* Prompt
Write the material out again, line by line, exactly as it is.

--- START OF Exercise input ---

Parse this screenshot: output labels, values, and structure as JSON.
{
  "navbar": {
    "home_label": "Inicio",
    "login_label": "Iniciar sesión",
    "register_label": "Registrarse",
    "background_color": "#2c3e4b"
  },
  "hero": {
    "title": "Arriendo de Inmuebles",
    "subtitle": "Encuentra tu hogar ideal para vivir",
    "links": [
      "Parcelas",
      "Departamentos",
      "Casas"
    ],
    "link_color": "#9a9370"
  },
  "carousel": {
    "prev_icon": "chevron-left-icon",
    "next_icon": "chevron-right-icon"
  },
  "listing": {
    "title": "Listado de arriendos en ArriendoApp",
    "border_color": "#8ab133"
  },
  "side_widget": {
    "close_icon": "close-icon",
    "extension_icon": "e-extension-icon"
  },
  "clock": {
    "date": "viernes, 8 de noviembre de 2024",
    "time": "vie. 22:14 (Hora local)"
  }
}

--- END OF Exercise input ---

* Exercise output
Parse this screenshot: output labels, values, and structure as JSON.
{
  "navbar": {
    "home_label": "Inicio",
    "login_label": "Iniciar sesión",
    "register_label": "Registrarse",
    "background_color": "#2c3e4b"
  },
  "hero": {
    "title": "Arriendo de Inmuebles",
    "subtitle": "Encuentra tu hogar ideal para vivir",
    "links": [
      "Parcelas",
      "Departamentos",
      "Casas"
    ],
    "link_color": "#9a9370"
  },
  "carousel": {
    "prev_icon": "chevron-left-icon",
    "next_icon": "chevron-right-icon"
  },
  "listing": {
    "title": "Listado de arriendos en ArriendoApp",
    "border_color": "#8ab133"
  },
  "side_widget": {
    "close_icon": "close-icon",
    "extension_icon": "e-extension-icon"
  },
  "clock": {
    "date": "viernes, 8 de noviembre de 2024",
    "time": "vie. 22:14 (Hora local)"
  }
}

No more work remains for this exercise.